-- Start Record excerpts --

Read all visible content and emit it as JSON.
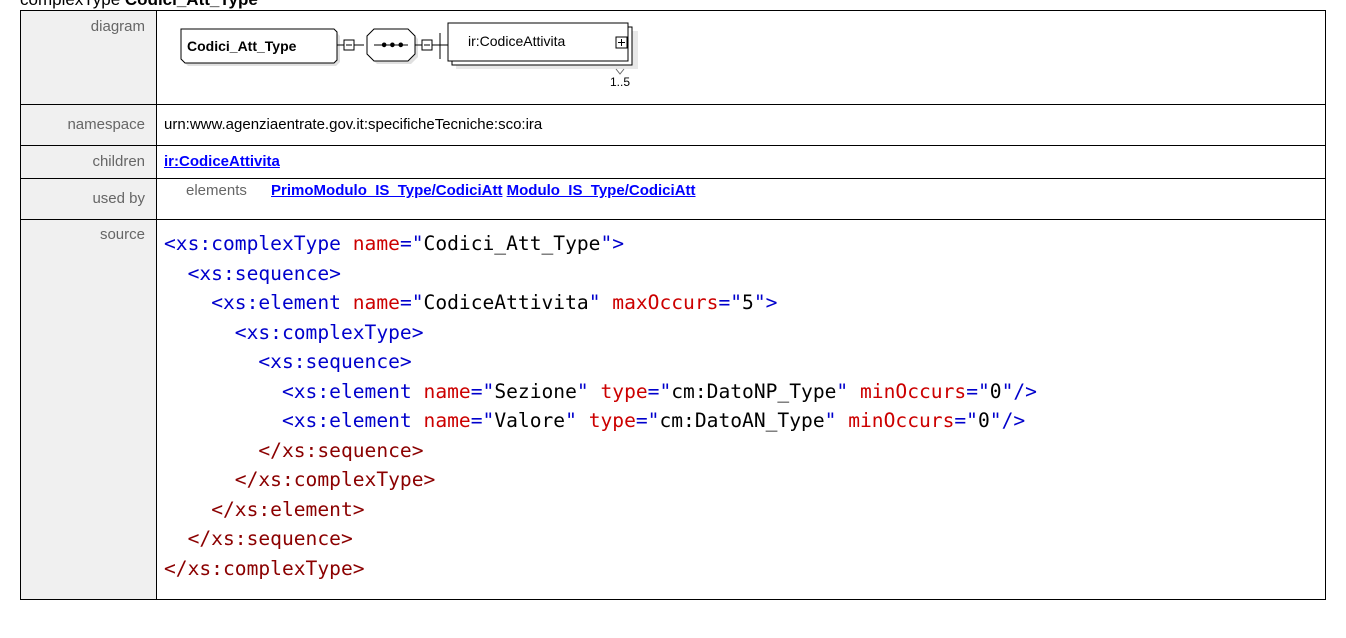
{
  "page": {
    "heading_prefix": "complexType",
    "heading_name": "Codici_Att_Type"
  },
  "rows": {
    "diagram": {
      "label": "diagram"
    },
    "namespace": {
      "label": "namespace",
      "value": "urn:www.agenziaentrate.gov.it:specificheTecniche:sco:ira"
    },
    "children": {
      "label": "children",
      "link": "ir:CodiceAttivita"
    },
    "used_by": {
      "label": "used by",
      "kind": "elements",
      "links": [
        "PrimoModulo_IS_Type/CodiciAtt",
        "Modulo_IS_Type/CodiciAtt"
      ]
    },
    "source": {
      "label": "source"
    }
  },
  "diagram": {
    "type_box": "Codici_Att_Type",
    "sequence_symbol": "•••",
    "element_box": "ir:CodiceAttivita",
    "cardinality": "1..5"
  },
  "source_lines": [
    [
      [
        "t",
        "<xs:complexType "
      ],
      [
        "a",
        "name"
      ],
      [
        "t",
        "=\""
      ],
      [
        "s",
        "Codici_Att_Type"
      ],
      [
        "t",
        "\">"
      ]
    ],
    [
      [
        "s",
        "  "
      ],
      [
        "t",
        "<xs:sequence>"
      ]
    ],
    [
      [
        "s",
        "    "
      ],
      [
        "t",
        "<xs:element "
      ],
      [
        "a",
        "name"
      ],
      [
        "t",
        "=\""
      ],
      [
        "s",
        "CodiceAttivita"
      ],
      [
        "t",
        "\" "
      ],
      [
        "a",
        "maxOccurs"
      ],
      [
        "t",
        "=\""
      ],
      [
        "s",
        "5"
      ],
      [
        "t",
        "\">"
      ]
    ],
    [
      [
        "s",
        "      "
      ],
      [
        "t",
        "<xs:complexType>"
      ]
    ],
    [
      [
        "s",
        "        "
      ],
      [
        "t",
        "<xs:sequence>"
      ]
    ],
    [
      [
        "s",
        "          "
      ],
      [
        "t",
        "<xs:element "
      ],
      [
        "a",
        "name"
      ],
      [
        "t",
        "=\""
      ],
      [
        "s",
        "Sezione"
      ],
      [
        "t",
        "\" "
      ],
      [
        "a",
        "type"
      ],
      [
        "t",
        "=\""
      ],
      [
        "s",
        "cm:DatoNP_Type"
      ],
      [
        "t",
        "\" "
      ],
      [
        "a",
        "minOccurs"
      ],
      [
        "t",
        "=\""
      ],
      [
        "s",
        "0"
      ],
      [
        "t",
        "\"/>"
      ]
    ],
    [
      [
        "s",
        "          "
      ],
      [
        "t",
        "<xs:element "
      ],
      [
        "a",
        "name"
      ],
      [
        "t",
        "=\""
      ],
      [
        "s",
        "Valore"
      ],
      [
        "t",
        "\" "
      ],
      [
        "a",
        "type"
      ],
      [
        "t",
        "=\""
      ],
      [
        "s",
        "cm:DatoAN_Type"
      ],
      [
        "t",
        "\" "
      ],
      [
        "a",
        "minOccurs"
      ],
      [
        "t",
        "=\""
      ],
      [
        "s",
        "0"
      ],
      [
        "t",
        "\"/>"
      ]
    ],
    [
      [
        "s",
        "        "
      ],
      [
        "t",
        "</xs:sequence>"
      ]
    ],
    [
      [
        "s",
        "      "
      ],
      [
        "t",
        "</xs:complexType>"
      ]
    ],
    [
      [
        "s",
        "    "
      ],
      [
        "t",
        "</xs:element>"
      ]
    ],
    [
      [
        "s",
        "  "
      ],
      [
        "t",
        "</xs:sequence>"
      ]
    ],
    [
      [
        "t",
        "</xs:complexType>"
      ]
    ]
  ]
}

-- End Record excerpts --

- **What is needed**
Give the number of lines in the entries that include the string "label", and nothing more.

- **Result**
5